WHAT YOU HAVE TO DO -> Transcribe the records that follow in their entirety, omitting any pictures.

THE INPUT ->

————

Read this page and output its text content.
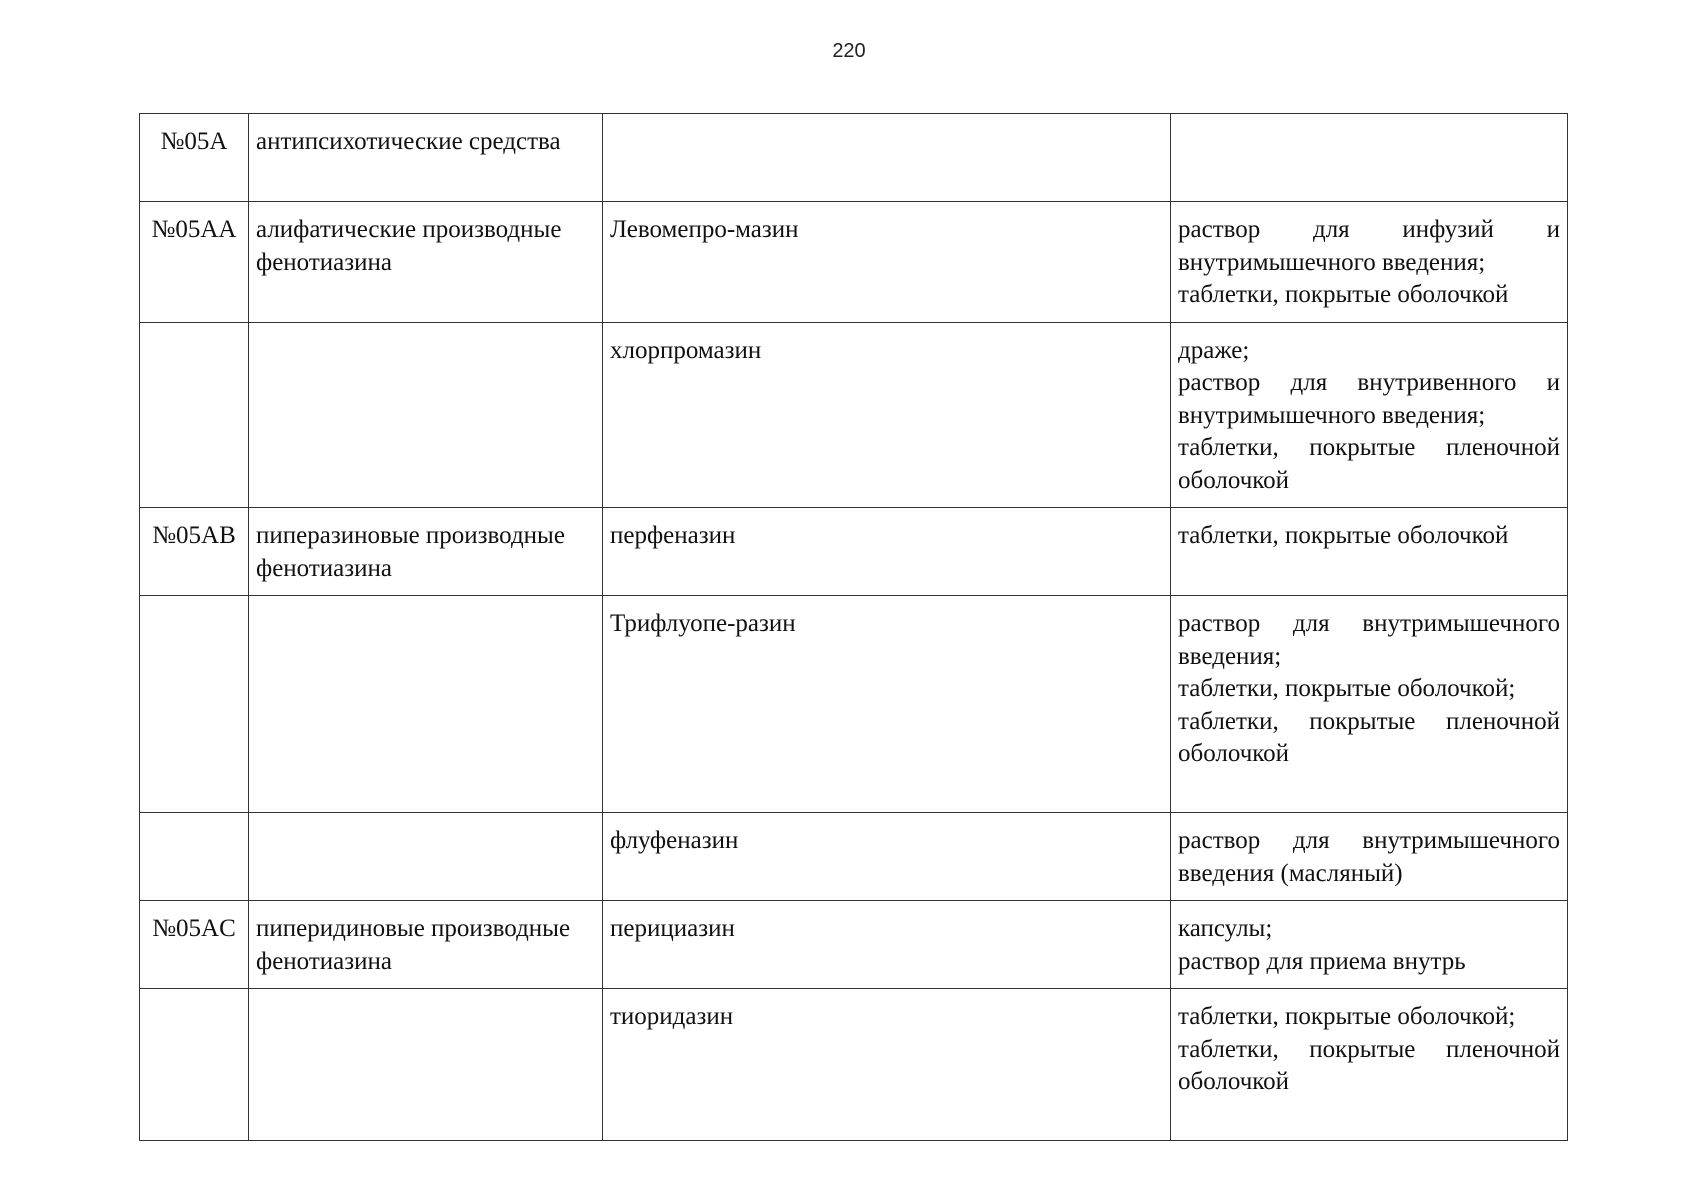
220
№05A	антипсихотические средства		
№05AA	алифатические производные фенотиазина	Левомепро-мазин	раствор для инфузий и внутримышечного введения;
таблетки, покрытые оболочкой

		хлорпромазин	драже;
раствор для внутривенного и внутримышечного введения;
таблетки, покрытые пленочной оболочкой

№05AB	пиперазиновые производные фенотиазина	перфеназин	таблетки, покрытые оболочкой

		Трифлуопе-разин	раствор для внутримышечного введения;
таблетки, покрытые оболочкой;
таблетки, покрытые пленочной оболочкой

		флуфеназин	раствор для внутримышечного введения (масляный)

№05AC	пиперидиновые производные фенотиазина	перициазин	капсулы;
раствор для приема внутрь

		тиоридазин	таблетки, покрытые оболочкой;
таблетки, покрытые пленочной оболочкой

————

EXERCISE RESPONSE ->
Read this page and output its text content.
220
№05A	антипсихотические средства		
№05AA	алифатические производные фенотиазина	Левомепро-мазин	раствор для инфузий и внутримышечного введения;
таблетки, покрытые оболочкой

		хлорпромазин	драже;
раствор для внутривенного и внутримышечного введения;
таблетки, покрытые пленочной оболочкой

№05AB	пиперазиновые производные фенотиазина	перфеназин	таблетки, покрытые оболочкой

		Трифлуопе-разин	раствор для внутримышечного введения;
таблетки, покрытые оболочкой;
таблетки, покрытые пленочной оболочкой

		флуфеназин	раствор для внутримышечного введения (масляный)

№05AC	пиперидиновые производные фенотиазина	перициазин	капсулы;
раствор для приема внутрь

		тиоридазин	таблетки, покрытые оболочкой;
таблетки, покрытые пленочной оболочкой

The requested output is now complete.